◆ **EXERCISE TASK**:
List each line of the data that holds the string "symmetric".

◆ **DATA RECORDS**:
______
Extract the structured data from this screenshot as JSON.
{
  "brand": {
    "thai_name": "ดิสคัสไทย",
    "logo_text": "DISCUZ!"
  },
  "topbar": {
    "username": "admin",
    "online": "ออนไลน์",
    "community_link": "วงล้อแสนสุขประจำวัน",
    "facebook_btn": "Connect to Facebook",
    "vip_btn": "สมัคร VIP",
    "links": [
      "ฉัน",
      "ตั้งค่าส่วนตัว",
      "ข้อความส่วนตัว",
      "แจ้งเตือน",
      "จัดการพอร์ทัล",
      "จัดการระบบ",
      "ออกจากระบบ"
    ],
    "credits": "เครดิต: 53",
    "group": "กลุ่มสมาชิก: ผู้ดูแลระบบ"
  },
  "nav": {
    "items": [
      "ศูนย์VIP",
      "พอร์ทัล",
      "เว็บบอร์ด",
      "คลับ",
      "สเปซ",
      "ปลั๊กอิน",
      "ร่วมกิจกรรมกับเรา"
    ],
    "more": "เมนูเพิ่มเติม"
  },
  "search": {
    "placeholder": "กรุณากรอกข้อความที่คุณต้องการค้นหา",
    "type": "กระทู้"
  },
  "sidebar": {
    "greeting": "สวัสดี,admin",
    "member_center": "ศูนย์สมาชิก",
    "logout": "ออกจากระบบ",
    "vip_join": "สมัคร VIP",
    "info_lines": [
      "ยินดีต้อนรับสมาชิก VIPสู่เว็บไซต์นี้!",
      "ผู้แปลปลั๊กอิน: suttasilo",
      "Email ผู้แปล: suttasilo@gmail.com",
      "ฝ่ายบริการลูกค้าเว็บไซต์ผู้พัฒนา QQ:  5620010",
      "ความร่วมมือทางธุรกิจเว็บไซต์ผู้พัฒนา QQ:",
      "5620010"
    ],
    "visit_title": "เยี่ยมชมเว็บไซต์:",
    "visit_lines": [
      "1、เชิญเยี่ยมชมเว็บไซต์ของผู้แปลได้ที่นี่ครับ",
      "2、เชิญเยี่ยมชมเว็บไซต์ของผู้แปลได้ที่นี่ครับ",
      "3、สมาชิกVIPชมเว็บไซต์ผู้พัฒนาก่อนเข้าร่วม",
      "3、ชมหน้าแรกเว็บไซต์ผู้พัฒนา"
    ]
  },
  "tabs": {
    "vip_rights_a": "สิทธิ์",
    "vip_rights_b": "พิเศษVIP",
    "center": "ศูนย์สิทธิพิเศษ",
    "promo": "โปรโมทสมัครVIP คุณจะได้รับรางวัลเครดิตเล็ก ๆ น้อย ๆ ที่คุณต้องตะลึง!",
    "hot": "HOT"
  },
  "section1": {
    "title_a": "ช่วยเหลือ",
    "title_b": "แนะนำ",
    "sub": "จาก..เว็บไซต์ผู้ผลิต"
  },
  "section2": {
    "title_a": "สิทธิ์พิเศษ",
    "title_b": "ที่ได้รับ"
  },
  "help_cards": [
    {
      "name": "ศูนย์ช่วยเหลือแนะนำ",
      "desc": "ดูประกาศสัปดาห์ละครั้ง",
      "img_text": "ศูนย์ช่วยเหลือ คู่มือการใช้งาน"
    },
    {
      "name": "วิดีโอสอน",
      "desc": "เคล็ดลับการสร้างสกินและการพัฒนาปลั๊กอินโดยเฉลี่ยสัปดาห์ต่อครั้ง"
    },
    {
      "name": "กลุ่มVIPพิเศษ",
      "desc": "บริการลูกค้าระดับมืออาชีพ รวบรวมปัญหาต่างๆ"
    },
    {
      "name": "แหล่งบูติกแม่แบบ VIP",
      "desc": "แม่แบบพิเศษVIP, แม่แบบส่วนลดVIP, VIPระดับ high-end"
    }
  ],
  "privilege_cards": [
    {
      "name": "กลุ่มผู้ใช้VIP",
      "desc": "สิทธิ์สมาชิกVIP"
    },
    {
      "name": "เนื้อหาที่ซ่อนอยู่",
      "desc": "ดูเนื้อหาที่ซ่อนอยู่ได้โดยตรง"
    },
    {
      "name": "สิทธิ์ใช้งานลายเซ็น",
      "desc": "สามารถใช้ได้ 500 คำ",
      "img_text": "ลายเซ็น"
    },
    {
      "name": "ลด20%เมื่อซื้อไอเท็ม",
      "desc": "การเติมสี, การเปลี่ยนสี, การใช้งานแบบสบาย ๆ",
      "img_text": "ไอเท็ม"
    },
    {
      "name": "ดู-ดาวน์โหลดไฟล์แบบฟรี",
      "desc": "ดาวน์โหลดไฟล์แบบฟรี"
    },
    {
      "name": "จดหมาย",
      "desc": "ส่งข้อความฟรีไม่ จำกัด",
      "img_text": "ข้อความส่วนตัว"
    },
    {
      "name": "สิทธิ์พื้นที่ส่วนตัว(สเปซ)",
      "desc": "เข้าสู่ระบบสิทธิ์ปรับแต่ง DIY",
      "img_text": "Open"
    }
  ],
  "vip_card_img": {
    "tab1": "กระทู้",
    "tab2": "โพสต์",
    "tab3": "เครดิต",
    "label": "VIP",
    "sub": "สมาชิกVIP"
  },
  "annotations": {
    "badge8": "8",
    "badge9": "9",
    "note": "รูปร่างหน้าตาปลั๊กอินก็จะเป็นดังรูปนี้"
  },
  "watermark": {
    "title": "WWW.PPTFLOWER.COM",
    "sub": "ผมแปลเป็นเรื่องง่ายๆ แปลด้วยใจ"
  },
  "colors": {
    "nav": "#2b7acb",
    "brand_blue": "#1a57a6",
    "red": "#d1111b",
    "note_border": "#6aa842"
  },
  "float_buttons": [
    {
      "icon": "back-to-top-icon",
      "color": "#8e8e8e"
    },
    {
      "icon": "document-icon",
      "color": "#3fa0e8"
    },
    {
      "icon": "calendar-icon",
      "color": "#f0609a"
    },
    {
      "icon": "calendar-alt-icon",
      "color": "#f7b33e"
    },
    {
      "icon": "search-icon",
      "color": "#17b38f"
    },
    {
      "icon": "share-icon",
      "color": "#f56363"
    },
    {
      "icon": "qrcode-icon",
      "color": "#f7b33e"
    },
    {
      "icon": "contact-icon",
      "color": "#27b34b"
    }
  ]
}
______
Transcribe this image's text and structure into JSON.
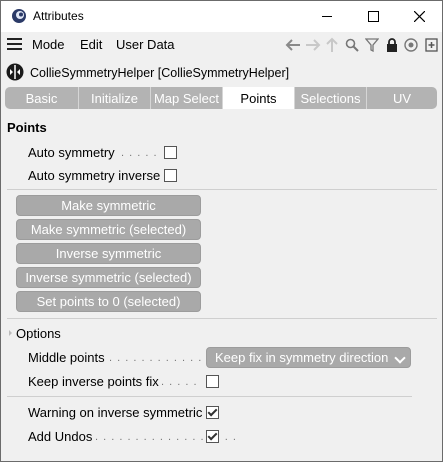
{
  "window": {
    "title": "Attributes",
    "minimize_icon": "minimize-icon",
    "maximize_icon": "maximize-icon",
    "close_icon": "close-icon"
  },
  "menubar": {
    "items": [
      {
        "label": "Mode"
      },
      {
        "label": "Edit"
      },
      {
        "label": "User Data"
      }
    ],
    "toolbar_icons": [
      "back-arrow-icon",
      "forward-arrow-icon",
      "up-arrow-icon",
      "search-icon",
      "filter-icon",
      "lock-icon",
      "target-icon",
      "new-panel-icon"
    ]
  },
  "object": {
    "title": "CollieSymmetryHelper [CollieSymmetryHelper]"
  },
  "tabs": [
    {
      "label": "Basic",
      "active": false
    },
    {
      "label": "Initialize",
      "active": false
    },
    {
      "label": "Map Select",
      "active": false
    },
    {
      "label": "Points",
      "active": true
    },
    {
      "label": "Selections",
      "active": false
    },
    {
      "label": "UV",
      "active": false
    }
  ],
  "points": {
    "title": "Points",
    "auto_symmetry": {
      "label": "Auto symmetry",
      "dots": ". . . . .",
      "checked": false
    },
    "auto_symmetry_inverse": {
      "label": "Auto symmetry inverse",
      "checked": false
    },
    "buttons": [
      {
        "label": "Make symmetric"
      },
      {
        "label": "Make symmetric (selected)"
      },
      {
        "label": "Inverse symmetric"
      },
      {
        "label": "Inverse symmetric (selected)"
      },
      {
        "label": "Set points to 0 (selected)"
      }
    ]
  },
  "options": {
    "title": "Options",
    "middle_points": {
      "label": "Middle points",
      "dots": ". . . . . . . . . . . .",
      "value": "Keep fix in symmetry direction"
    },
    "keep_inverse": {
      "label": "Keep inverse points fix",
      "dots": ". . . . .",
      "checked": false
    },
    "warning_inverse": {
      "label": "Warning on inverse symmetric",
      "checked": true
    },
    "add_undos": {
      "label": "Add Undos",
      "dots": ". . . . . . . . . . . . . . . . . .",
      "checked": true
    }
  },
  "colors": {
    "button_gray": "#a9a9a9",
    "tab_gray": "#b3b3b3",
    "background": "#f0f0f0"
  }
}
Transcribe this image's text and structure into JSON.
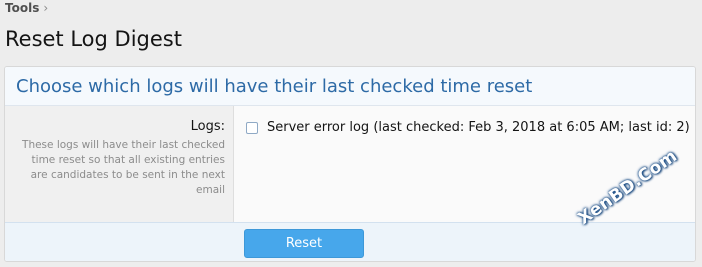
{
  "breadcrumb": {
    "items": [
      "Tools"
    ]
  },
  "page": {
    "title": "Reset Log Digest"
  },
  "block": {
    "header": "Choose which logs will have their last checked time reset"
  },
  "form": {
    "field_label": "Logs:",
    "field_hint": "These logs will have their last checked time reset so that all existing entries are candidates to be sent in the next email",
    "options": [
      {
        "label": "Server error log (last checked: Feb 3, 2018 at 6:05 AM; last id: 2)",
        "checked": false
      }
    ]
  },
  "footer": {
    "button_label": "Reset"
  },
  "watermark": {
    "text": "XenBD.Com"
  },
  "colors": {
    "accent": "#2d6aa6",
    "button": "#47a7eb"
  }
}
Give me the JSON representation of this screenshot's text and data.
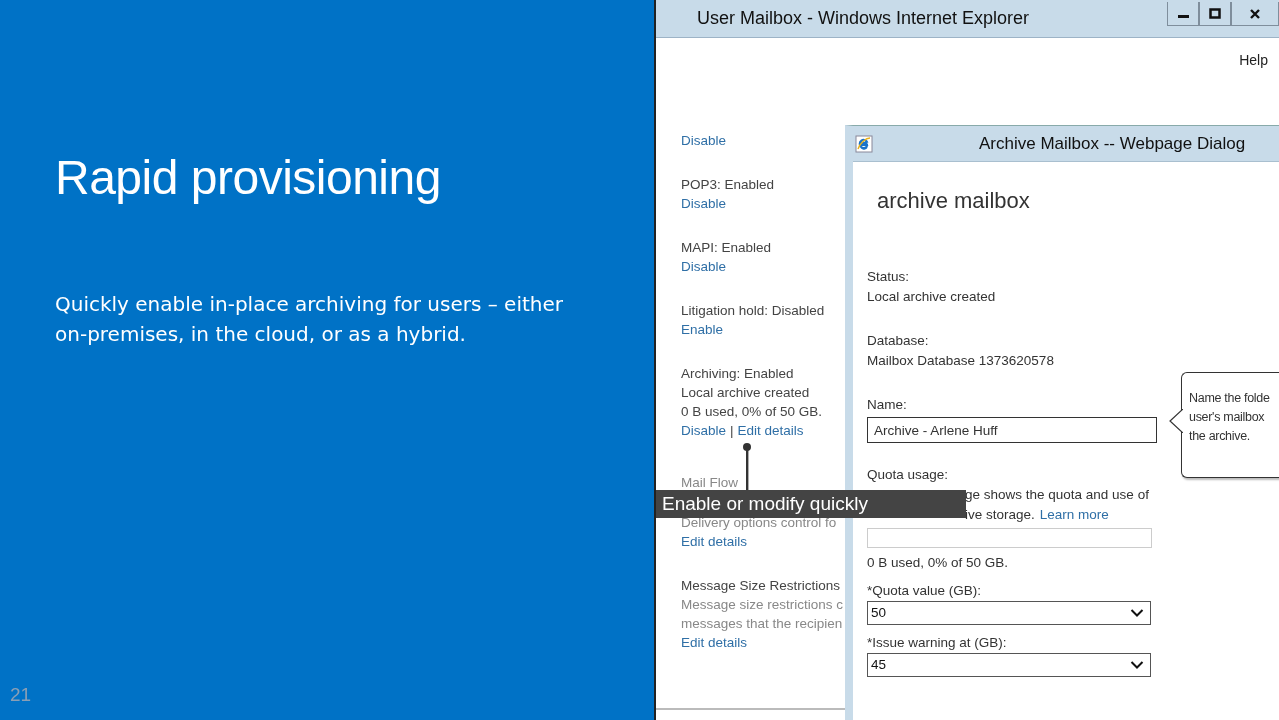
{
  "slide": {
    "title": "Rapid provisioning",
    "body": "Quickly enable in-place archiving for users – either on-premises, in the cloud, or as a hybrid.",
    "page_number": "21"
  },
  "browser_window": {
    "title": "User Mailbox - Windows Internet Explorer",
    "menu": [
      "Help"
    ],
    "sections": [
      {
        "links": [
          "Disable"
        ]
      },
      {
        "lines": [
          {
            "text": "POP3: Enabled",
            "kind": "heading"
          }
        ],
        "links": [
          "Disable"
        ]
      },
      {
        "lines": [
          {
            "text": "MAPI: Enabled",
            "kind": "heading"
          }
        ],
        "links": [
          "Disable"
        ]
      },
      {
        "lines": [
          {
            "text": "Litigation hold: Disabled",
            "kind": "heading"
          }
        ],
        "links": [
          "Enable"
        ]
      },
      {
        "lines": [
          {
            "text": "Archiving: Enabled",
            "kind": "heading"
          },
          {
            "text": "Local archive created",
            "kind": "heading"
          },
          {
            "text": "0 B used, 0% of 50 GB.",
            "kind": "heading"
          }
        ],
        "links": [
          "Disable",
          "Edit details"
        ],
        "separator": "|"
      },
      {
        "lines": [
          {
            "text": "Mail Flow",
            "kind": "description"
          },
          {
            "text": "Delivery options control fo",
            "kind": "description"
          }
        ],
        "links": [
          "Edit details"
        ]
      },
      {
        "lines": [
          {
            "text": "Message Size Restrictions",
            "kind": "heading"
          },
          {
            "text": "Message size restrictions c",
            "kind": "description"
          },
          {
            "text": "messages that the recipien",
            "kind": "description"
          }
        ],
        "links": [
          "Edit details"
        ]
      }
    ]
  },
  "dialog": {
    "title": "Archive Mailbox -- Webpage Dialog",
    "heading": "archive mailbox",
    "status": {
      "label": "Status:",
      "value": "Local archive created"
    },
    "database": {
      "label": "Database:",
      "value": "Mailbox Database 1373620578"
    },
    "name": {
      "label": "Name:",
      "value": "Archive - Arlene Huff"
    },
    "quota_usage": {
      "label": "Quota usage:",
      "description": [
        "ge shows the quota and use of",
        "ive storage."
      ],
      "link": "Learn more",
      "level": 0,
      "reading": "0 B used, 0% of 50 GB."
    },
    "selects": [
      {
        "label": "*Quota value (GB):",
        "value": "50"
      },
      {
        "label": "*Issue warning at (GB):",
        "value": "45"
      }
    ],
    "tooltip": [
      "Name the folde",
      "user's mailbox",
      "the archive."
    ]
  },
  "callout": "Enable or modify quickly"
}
______
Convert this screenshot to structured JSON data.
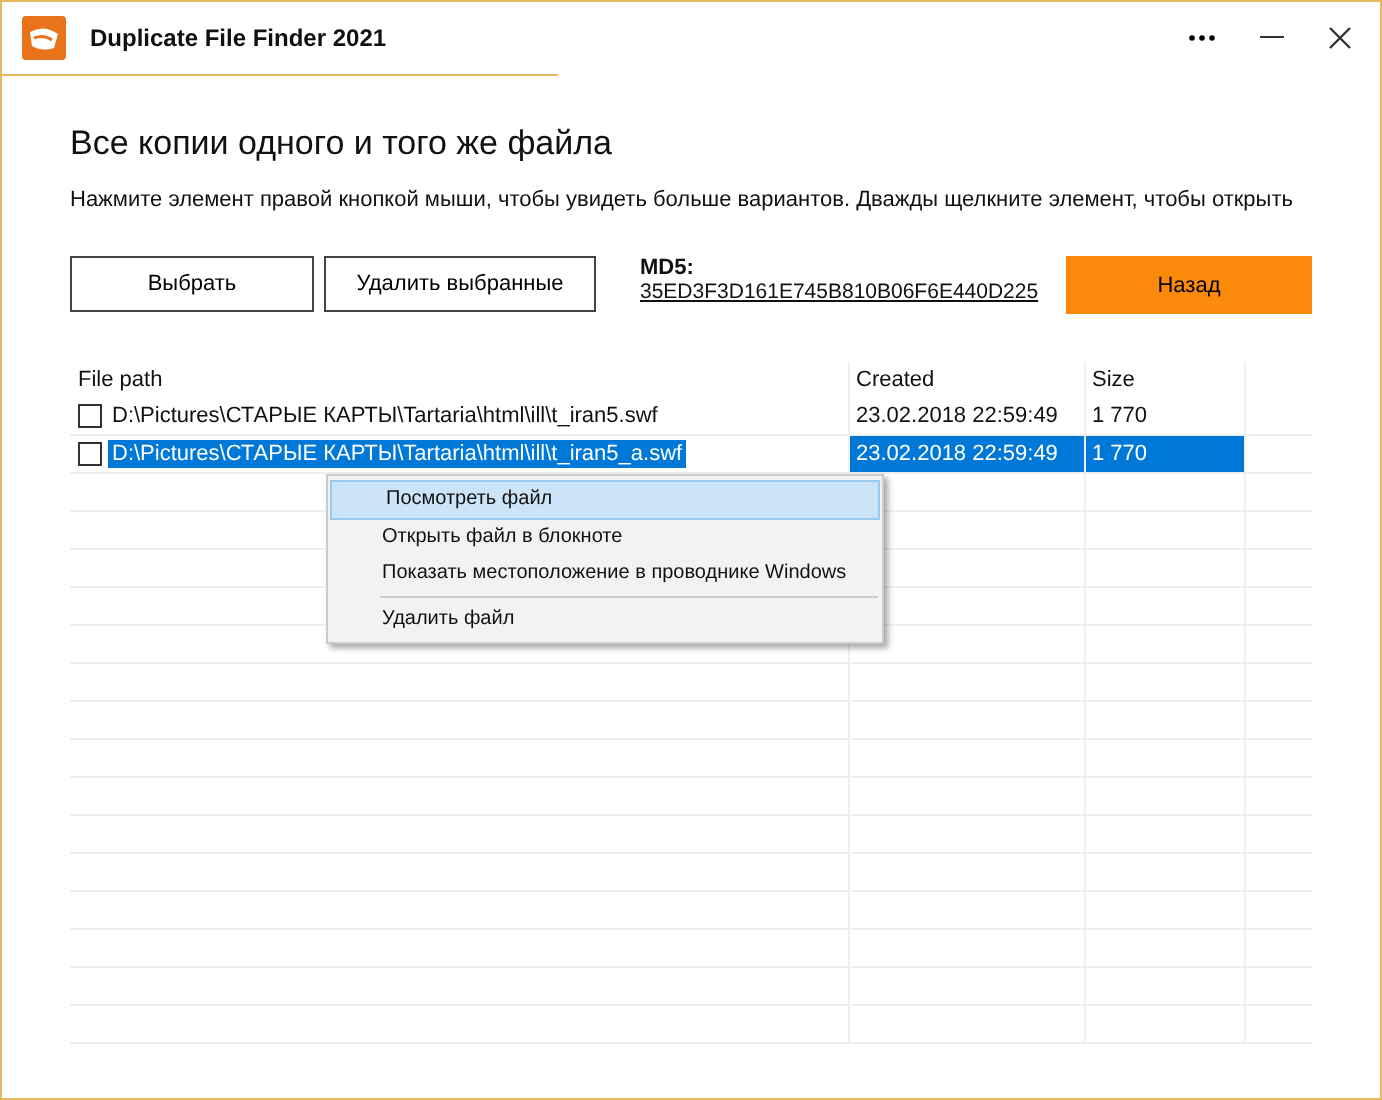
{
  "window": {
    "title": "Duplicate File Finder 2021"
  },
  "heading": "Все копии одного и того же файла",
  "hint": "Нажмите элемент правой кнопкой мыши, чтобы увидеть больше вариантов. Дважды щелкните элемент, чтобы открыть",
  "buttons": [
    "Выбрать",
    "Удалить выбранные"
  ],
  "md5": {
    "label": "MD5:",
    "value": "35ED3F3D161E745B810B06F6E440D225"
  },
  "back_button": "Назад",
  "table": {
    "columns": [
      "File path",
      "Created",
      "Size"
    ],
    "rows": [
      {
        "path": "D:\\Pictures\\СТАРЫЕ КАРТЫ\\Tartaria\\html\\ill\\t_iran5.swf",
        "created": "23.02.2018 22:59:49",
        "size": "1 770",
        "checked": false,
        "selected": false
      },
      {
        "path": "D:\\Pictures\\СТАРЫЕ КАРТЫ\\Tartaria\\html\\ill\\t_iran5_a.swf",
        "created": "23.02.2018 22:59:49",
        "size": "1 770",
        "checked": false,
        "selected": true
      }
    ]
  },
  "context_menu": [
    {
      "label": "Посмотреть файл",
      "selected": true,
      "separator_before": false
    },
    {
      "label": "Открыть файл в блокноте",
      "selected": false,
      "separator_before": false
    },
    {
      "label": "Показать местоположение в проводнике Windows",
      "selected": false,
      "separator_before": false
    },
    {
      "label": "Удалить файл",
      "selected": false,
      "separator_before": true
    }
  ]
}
______
◆ **CORRECT RESULT**:
        "label": "Make symmetric"
        "label": "Make symmetric (selected)"
        "label": "Inverse symmetric"
        "label": "Inverse symmetric (selected)"
      "label": "Warning on inverse symmetric",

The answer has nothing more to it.